# Stated exercise
Without the pictures, reproduce the records that follow exactly.

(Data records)
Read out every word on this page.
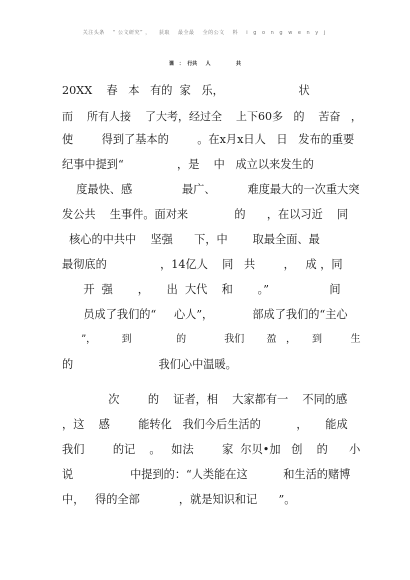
关注头条 “ 公文研究” ， 获取 最全最 全的公文 料 i g o n g w e n y j
课   ：  行共     人               共
20XX    春   本   有的  家   乐，                     状
而    所有人接    了大考，经过全    上下60多   的    苦奋   ，
使        得到了基本的        。在x月x日人   日   发布的重要
纪事中提到“               ，是    中   成立以来发生的
度最快、感              最广、         难度最大的一次重大突
发公共    生事件。面对来             的      ，在以习近    同
核心的中共中    坚强      下，中       取最全面、最
最彻底的               ，14亿人    同   共        ，   成 ，同
开  强       ，     出  大代    和       。”                 间
员成了我们的“     心人”，           部成了我们的“主心
”，        到              的            我们       盈   ，     到         生
的                        我们心中温暖。
次        的    证者，相    大家都有一    不同的感
，这    感        能转化   我们今后生活的          ，     能成
我们        的记    。   如法        家  尔贝•加   创    的      小
说                中提到的：“人类能在这          和生活的赌博
中，   得的全部           ，就是知识和记      ”。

# Exercise result
Read out every word on this page.
关注头条 “ 公文研究” ， 获取 最全最 全的公文 料 i g o n g w e n y j
课   ：  行共     人               共
20XX    春   本   有的  家   乐，                     状
而    所有人接    了大考，经过全    上下60多   的    苦奋   ，
使        得到了基本的        。在x月x日人   日   发布的重要
纪事中提到“               ，是    中   成立以来发生的
度最快、感              最广、         难度最大的一次重大突
发公共    生事件。面对来             的      ，在以习近    同
核心的中共中    坚强      下，中       取最全面、最
最彻底的               ，14亿人    同   共        ，   成 ，同
开  强       ，     出  大代    和       。”                 间
员成了我们的“     心人”，           部成了我们的“主心
”，        到              的            我们       盈   ，     到         生
的                        我们心中温暖。
次        的    证者，相    大家都有一    不同的感
，这    感        能转化   我们今后生活的          ，     能成
我们        的记    。   如法        家  尔贝•加   创    的      小
说                中提到的：“人类能在这          和生活的赌博
中，   得的全部           ，就是知识和记      ”。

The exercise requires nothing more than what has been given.